Brief 1:
Decide whether each statement below agrees with the forum thread about vaping gear FOMO. Answer yes or no for each, and quote the deciding words of the thread.
(a) Carnival names the Tauren Beest as the pick if buying another RTA.
(b) SmokeyJoe says car repairs left him short of money this January.
(c) CaliGuy's FOMO is for the Dicodes Dani Box Mini.
Brief 2: Reproduce word for word the portion of the FOMO forum thread below, starting at "Juice FOMO though" and ending at "## jm10 (15/1/19)".
Brief 3: Write the next part of the forum thread about vaping gear FOMO, continuing from its last post.

Page text:
● ● ● ● ● ● ●
# The FOMO thread!



## Rob Fisher (15/1/19)

Post pics of Vape Gear that gives you major FOMO!

Mine is this Ceracoated Snow White BB and FF Panels!

Reactions: Like 6 | Winner 4


----------



## ShamZ (15/1/19)

Rob Fisher said:


> Post pics of Vape Gear that gives you major FOMO!
> 
> Mine is this Ceracoated Snow White BB and FF Panels!
> View attachment 155900



Very pretty! But your nugget is prettier​

Reactions: Like 3


----------



## Carnival (15/1/19)

Mine is the Juggerknot mini. I could give in and get it, but I’m not convinced any RTA is worth that price, lol. If I was going to go for another RTA, it would be the Tauren Beest. Regardless, I still get some FOMO reading the threads about the JK.

Reactions: Like 6 | Agree 4


----------



## M.Adhir (15/1/19)

does juice fomo count ?!?

Reactions: Like 1 | Agree 2 | Funny 3


----------



## Jp1905 (15/1/19)

It has ti be these two Bolts,one day I have to own both of the above!

Reactions: Like 4 | Agree 2 | Winner 1


----------



## SmokeyJoe (15/1/19)

Gear RTA or Tauren. School gear and supplies broke me this Jan. So going to be a loooooong time before i can buy anything new

Reactions: Like 2 | Agree 1


----------



## M.Adhir (15/1/19)

M.Adhir said:


> does juice fomo count ?!?



I'm pretty much over the whole hardware thing. Found what I like, and i think I'm sticking to it for a while.
Juice FOMO though - pity there's no local SA stockists and it takes the scenic self-import route to try and get them onto our coils.

Reactions: Like 3 | Can relate 1


----------



## jm10 (15/1/19)



Reactions: Like 7 | Agree 3


----------



## CaliGuy (15/1/19)

From the 1st day @Rob Fisher posted his Vape Mail I have had serious FOMO for the Dicodes Dani Box Mini

Reactions: Like 6 | Agree 2 | Can relate 1


----------



## CaliGuy (15/1/19)

Carnival said:


> Mine is the Juggerknot mini. I could give in and get it, but I’m not convinced any RTA is worth that price, lol. If I was going to go for another RTA, it would be the Tauren Beest. Regardless, I still get some FOMO reading the threads about the JK.
> 
> View attachment 155901


You are going to spend R450 on a Tauren and then in 4 to 5 months time another R450 on some other RTA. Save yourself and rather take the plunge and get the Juggerknot Mini before they are all gone!
● ● ● ● ● ● ●
Records shown:
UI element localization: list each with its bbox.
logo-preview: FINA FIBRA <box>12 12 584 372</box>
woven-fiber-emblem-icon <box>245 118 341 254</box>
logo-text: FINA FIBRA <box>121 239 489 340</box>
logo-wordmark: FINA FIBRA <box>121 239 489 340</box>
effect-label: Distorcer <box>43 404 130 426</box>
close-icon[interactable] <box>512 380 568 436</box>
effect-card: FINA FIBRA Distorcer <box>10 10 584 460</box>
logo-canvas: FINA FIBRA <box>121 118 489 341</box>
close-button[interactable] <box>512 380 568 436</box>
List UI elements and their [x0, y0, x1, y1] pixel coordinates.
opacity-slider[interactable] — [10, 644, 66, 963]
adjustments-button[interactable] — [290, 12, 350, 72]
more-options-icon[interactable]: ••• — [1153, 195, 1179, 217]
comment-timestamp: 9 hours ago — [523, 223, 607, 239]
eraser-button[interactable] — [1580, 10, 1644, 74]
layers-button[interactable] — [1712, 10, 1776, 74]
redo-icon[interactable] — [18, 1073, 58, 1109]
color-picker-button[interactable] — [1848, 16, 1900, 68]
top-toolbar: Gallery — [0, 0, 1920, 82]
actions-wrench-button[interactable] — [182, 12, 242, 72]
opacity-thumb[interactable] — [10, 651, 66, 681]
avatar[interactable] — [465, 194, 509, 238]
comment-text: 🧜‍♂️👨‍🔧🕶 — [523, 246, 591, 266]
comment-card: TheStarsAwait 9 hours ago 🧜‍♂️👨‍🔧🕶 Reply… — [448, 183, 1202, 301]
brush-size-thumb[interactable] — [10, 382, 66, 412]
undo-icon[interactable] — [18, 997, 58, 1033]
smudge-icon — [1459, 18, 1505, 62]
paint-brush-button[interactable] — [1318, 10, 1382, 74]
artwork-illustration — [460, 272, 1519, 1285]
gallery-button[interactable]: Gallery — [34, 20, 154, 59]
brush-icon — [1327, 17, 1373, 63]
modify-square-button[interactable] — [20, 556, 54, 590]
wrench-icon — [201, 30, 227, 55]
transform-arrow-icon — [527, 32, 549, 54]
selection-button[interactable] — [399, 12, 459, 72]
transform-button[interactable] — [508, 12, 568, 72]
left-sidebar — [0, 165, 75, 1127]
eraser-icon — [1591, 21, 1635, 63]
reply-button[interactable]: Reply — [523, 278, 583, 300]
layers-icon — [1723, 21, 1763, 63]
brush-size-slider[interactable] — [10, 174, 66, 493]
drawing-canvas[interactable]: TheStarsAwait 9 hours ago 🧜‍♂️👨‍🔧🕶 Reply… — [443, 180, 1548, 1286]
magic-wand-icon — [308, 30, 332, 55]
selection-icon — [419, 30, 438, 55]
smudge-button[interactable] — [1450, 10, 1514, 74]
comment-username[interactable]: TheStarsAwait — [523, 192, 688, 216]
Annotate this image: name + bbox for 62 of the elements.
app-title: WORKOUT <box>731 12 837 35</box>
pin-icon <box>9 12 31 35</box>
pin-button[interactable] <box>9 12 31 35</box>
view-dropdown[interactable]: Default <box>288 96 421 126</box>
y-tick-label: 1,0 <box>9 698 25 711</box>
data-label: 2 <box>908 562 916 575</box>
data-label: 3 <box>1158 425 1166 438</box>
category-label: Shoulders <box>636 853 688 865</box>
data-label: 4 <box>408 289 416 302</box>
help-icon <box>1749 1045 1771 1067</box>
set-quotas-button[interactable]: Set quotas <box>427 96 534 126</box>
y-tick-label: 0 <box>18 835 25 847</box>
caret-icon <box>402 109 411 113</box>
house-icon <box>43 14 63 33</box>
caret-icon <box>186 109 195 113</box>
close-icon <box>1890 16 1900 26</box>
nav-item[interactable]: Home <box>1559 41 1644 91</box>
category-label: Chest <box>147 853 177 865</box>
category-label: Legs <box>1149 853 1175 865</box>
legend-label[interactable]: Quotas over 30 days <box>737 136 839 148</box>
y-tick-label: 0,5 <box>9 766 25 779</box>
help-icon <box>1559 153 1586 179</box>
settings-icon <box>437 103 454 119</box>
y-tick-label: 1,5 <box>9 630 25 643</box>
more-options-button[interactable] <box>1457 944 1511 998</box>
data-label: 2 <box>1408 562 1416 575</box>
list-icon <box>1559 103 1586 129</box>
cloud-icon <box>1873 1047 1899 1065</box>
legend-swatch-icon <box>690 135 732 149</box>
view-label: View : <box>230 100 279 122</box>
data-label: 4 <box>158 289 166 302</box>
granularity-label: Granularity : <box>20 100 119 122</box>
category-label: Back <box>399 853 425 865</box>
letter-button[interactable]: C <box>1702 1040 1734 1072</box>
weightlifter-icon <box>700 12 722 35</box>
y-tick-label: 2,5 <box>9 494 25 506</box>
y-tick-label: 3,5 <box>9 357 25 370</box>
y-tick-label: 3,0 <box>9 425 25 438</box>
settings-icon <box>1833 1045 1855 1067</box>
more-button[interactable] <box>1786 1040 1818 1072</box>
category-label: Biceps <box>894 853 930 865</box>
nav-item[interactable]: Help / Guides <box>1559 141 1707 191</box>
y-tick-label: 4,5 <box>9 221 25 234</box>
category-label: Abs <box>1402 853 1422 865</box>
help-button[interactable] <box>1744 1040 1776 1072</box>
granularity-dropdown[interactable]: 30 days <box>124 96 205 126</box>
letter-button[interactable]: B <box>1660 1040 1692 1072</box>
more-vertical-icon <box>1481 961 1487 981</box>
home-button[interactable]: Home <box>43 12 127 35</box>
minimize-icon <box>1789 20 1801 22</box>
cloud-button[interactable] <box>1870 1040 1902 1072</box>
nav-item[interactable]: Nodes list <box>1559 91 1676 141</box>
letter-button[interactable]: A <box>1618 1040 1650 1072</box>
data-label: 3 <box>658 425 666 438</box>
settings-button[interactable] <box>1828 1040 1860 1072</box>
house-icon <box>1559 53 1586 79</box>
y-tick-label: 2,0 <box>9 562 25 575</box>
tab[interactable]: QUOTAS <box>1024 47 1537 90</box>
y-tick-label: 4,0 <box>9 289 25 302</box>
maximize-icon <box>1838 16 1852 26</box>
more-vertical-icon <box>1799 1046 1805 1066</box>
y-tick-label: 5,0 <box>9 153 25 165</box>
● ● ● ● ● ● ●
Final answer 1:
(a) Yes: "If I was going to go for another RTA, it would be the Tauren Beest."
(b) No: "School gear and supplies broke me this Jan."
(c) Yes: "I have had serious FOMO for the Dicodes Dani Box Mini"

Final answer 2:
Juice FOMO though - pity there's no local SA stockists and it takes the scenic self-import route to try and get them onto our coils.

Reactions: Like 3 | Can relate 1


----------



## jm10 (15/1/19)

Final answer 3:
If someone puts one up for sale they are seriously nuts in the head

Reactions: Like 2 | Agree 3


----------



## Amir (15/1/19)

SmokeyJoe said:


> Gear RTA or Tauren. School gear and supplies broke me this Jan. So going to be a loooooong time before i can buy anything new



DM me

Reactions: Like 2 | Winner 1


----------



## jm10 (15/1/19)

Amir said:


> DM me



Grow a beard Mr Santa Claus

Reactions: Like 2


----------



## ShamZ (15/1/19)

jm10 said:


> Grow a beard Mr Santa Claus


Doesn't he already have one? Lol


----------



## Jean claude Vaaldamme (15/1/19)

What does fomo mean?


----------



## jm10 (15/1/19)

ShamZ said:


> Doesn't he already have one? Lol



Should of been more clear a santa beard is what i meant lol


----------



## hot.chillie35 (15/1/19)

Rob Fisher said:


> Post pics of Vape Gear that gives you major FOMO!
> 
> Mine is this Ceracoated Snow White BB and FF Panels!
> View attachment 155900




One word "STUNNING"

Reactions: Like 1 | Agree 1 | Winner 1


----------



## jm10 (15/1/19)

Jean claude Vaaldamme said:


> What does fomo mean?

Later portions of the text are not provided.